Write the data out again, character for character, with no images.

> [Extracts from a graphics dataset]
--

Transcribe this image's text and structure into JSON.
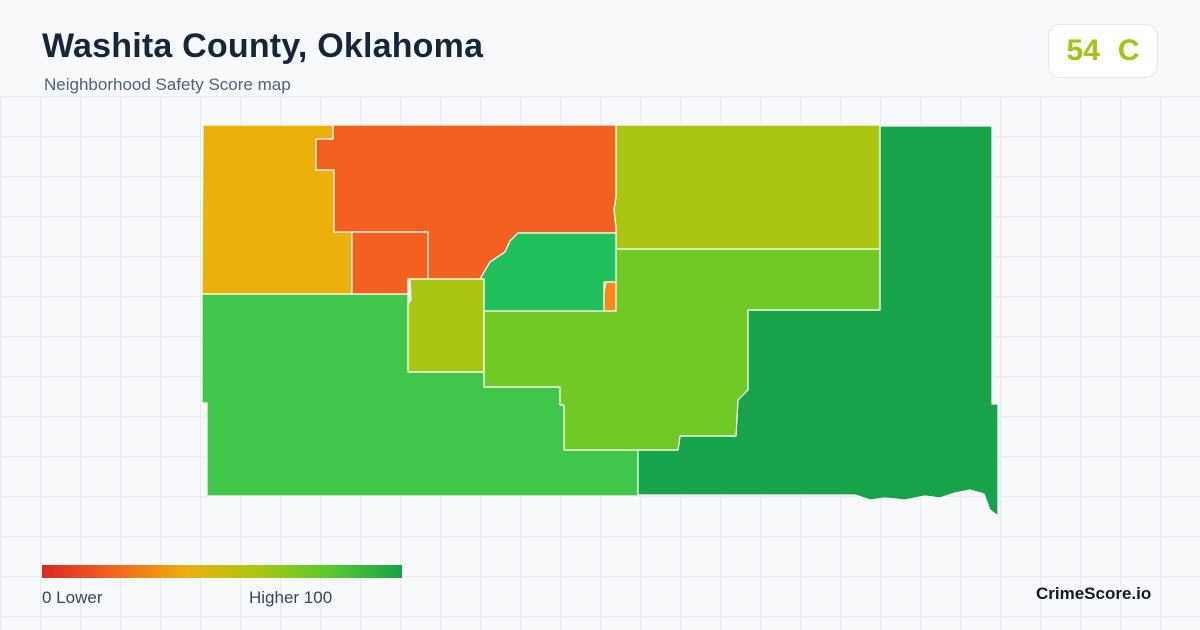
{
  "header": {
    "title": "Washita County, Oklahoma",
    "subtitle": "Neighborhood Safety Score map"
  },
  "score": {
    "value": "54",
    "grade": "C",
    "color": "#a6c216"
  },
  "legend": {
    "min_label": "0  Lower",
    "max_label": "Higher  100",
    "min": 0,
    "max": 100,
    "colors": [
      "#dc2626",
      "#f2661f",
      "#ebb00c",
      "#aac613",
      "#59c92d",
      "#16a34a"
    ]
  },
  "brand": "CrimeScore.io",
  "regions": [
    {
      "id": "northwest",
      "color": "#ebb00c"
    },
    {
      "id": "north-central",
      "color": "#f2611f"
    },
    {
      "id": "north-central-small",
      "color": "#f2611f"
    },
    {
      "id": "northeast",
      "color": "#aac613"
    },
    {
      "id": "center",
      "color": "#22c05c"
    },
    {
      "id": "center-sliver",
      "color": "#f58a1a"
    },
    {
      "id": "center-west-small",
      "color": "#aac613"
    },
    {
      "id": "center-east",
      "color": "#70c924"
    },
    {
      "id": "southwest",
      "color": "#40c64b"
    },
    {
      "id": "east",
      "color": "#16a34a"
    }
  ]
}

--

> [RESPONSE TO THIS TASK]
Transcribe this image's text and structure into JSON.
{
  "header": {
    "title": "Washita County, Oklahoma",
    "subtitle": "Neighborhood Safety Score map"
  },
  "score": {
    "value": "54",
    "grade": "C",
    "color": "#a6c216"
  },
  "legend": {
    "min_label": "0  Lower",
    "max_label": "Higher  100",
    "min": 0,
    "max": 100,
    "colors": [
      "#dc2626",
      "#f2661f",
      "#ebb00c",
      "#aac613",
      "#59c92d",
      "#16a34a"
    ]
  },
  "brand": "CrimeScore.io",
  "regions": [
    {
      "id": "northwest",
      "color": "#ebb00c"
    },
    {
      "id": "north-central",
      "color": "#f2611f"
    },
    {
      "id": "north-central-small",
      "color": "#f2611f"
    },
    {
      "id": "northeast",
      "color": "#aac613"
    },
    {
      "id": "center",
      "color": "#22c05c"
    },
    {
      "id": "center-sliver",
      "color": "#f58a1a"
    },
    {
      "id": "center-west-small",
      "color": "#aac613"
    },
    {
      "id": "center-east",
      "color": "#70c924"
    },
    {
      "id": "southwest",
      "color": "#40c64b"
    },
    {
      "id": "east",
      "color": "#16a34a"
    }
  ]
}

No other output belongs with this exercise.